> WHAT YOU HAVE TO DO
The listing must be reproduced in full, exactly as it stands.

> EXERCISE MATERIALS

Start

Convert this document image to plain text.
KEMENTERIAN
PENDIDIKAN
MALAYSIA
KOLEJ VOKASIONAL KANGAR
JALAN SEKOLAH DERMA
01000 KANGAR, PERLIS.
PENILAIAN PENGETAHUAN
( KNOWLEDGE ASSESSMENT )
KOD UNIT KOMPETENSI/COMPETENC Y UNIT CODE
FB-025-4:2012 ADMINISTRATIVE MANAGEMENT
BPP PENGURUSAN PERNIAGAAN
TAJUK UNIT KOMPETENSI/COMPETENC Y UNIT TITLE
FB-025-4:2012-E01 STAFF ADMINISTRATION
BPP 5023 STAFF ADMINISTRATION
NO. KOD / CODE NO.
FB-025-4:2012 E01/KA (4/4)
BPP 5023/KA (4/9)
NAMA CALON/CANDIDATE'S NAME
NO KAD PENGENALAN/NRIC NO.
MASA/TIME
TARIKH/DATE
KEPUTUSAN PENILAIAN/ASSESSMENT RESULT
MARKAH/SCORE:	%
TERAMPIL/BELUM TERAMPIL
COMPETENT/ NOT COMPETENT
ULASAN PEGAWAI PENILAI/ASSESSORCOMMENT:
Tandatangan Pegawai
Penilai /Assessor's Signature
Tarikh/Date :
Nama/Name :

End

> TASK OUTPUT
Convert this document image to plain text.
KEMENTERIAN
PENDIDIKAN
MALAYSIA
KOLEJ VOKASIONAL KANGAR
JALAN SEKOLAH DERMA
01000 KANGAR, PERLIS.
PENILAIAN PENGETAHUAN
( KNOWLEDGE ASSESSMENT )
KOD UNIT KOMPETENSI/COMPETENC Y UNIT CODE
FB-025-4:2012 ADMINISTRATIVE MANAGEMENT
BPP PENGURUSAN PERNIAGAAN
TAJUK UNIT KOMPETENSI/COMPETENC Y UNIT TITLE
FB-025-4:2012-E01 STAFF ADMINISTRATION
BPP 5023 STAFF ADMINISTRATION
NO. KOD / CODE NO.
FB-025-4:2012 E01/KA (4/4)
BPP 5023/KA (4/9)
NAMA CALON/CANDIDATE'S NAME
NO KAD PENGENALAN/NRIC NO.
MASA/TIME
TARIKH/DATE
KEPUTUSAN PENILAIAN/ASSESSMENT RESULT
MARKAH/SCORE:	%
TERAMPIL/BELUM TERAMPIL
COMPETENT/ NOT COMPETENT
ULASAN PEGAWAI PENILAI/ASSESSORCOMMENT:
Tandatangan Pegawai
Penilai /Assessor's Signature
Tarikh/Date :
Nama/Name :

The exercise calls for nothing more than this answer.